§ WORK REQUIRED:
Of the lines in the entries, how many hold the word "subtitle"? Give that number alone.

Dataset records
################
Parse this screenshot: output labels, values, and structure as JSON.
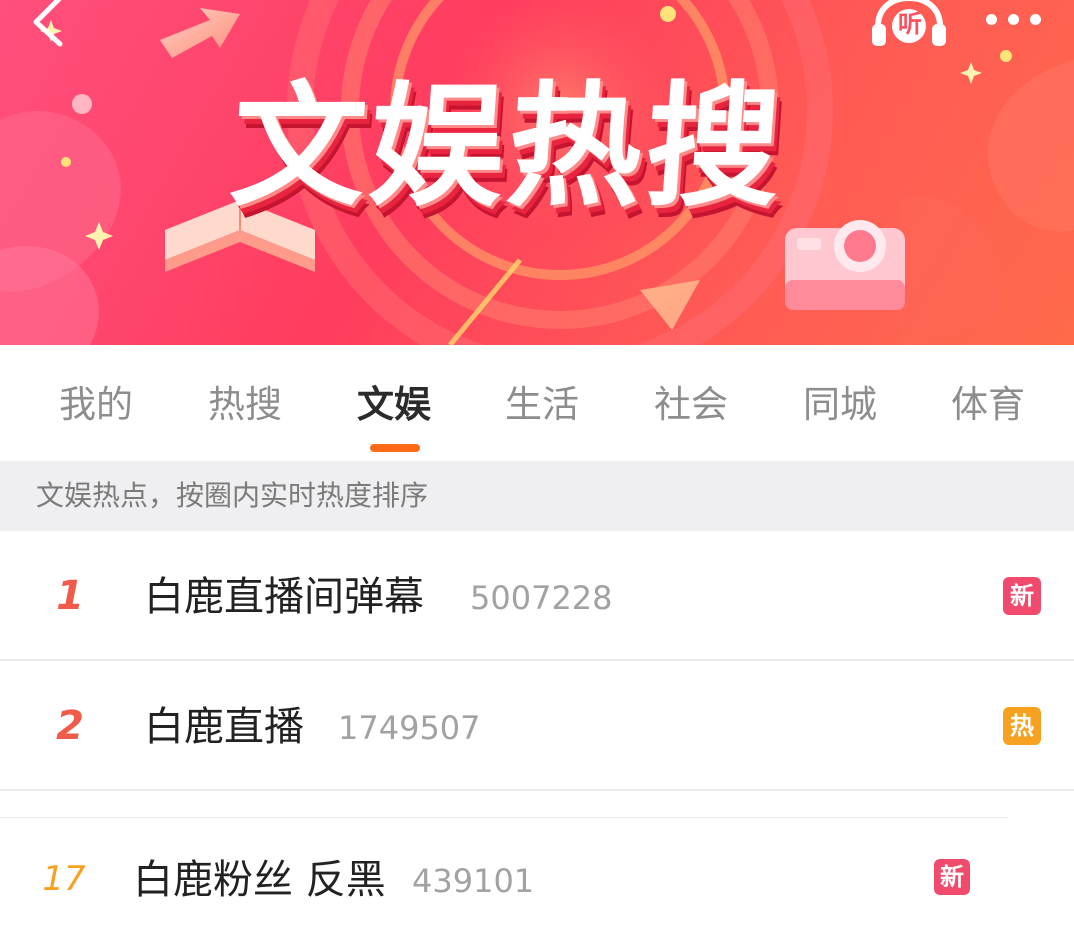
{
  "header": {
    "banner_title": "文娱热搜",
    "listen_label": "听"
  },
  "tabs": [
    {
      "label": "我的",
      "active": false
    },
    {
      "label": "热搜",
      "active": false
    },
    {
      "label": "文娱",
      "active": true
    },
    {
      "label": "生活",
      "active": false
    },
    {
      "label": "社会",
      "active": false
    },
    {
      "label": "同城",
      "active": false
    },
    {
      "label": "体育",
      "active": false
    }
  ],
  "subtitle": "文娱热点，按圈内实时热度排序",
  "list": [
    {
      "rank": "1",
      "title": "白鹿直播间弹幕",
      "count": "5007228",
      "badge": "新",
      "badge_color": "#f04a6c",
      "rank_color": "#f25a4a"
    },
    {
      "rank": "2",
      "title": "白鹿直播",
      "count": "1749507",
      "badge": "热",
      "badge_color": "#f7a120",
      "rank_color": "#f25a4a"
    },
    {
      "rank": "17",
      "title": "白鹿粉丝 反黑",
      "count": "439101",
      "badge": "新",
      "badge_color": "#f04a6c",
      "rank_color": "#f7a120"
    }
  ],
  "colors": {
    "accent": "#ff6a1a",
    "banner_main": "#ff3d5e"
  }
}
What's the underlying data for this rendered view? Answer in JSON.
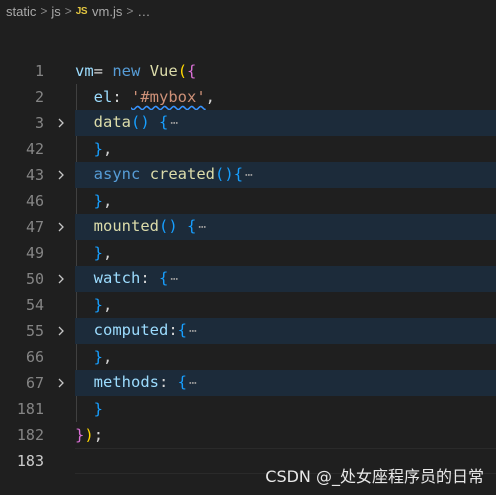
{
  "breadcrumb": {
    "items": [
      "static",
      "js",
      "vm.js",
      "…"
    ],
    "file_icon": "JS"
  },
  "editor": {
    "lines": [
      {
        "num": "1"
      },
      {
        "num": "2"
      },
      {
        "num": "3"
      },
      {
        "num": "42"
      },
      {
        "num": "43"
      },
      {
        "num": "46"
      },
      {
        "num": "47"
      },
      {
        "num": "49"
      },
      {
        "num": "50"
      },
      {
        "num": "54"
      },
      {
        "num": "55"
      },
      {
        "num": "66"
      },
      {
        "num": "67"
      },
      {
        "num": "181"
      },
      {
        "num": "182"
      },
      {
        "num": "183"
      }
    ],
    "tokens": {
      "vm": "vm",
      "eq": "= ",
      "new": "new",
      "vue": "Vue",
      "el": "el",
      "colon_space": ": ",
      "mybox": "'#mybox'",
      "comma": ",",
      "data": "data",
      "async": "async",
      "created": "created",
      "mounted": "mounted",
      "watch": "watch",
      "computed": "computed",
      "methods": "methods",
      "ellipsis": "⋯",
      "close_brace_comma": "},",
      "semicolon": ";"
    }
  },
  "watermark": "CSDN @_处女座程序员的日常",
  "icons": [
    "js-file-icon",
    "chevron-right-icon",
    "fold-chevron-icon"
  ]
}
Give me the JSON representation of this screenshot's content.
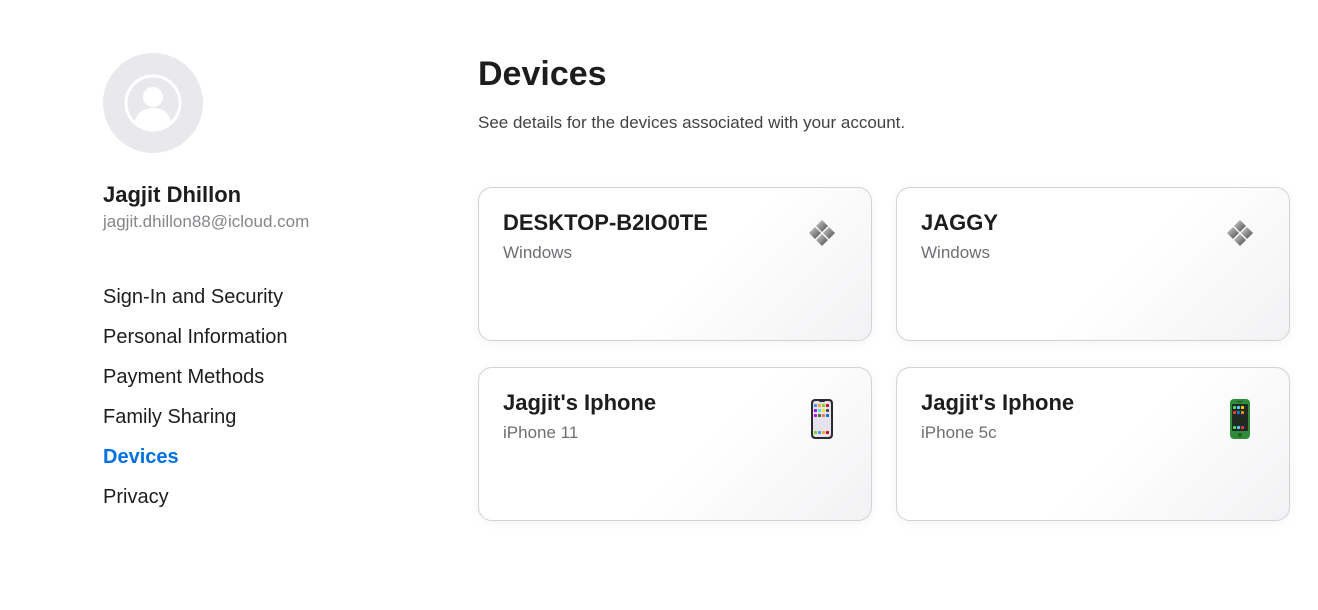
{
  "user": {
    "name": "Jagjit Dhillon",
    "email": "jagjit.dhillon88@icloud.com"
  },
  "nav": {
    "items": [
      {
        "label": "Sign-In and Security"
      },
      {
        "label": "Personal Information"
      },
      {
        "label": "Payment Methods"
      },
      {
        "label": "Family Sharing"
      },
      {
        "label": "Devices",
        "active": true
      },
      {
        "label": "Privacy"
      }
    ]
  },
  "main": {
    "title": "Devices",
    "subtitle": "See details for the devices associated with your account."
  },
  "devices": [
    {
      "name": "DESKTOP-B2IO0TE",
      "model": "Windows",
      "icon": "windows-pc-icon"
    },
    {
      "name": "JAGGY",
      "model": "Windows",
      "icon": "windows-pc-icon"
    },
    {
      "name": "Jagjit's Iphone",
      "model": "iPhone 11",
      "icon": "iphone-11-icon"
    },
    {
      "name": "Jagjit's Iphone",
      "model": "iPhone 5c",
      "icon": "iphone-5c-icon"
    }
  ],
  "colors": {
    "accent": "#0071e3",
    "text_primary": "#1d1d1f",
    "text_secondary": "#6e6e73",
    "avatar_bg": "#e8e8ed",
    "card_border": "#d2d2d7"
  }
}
################
§ EXERCISE RESULT:
2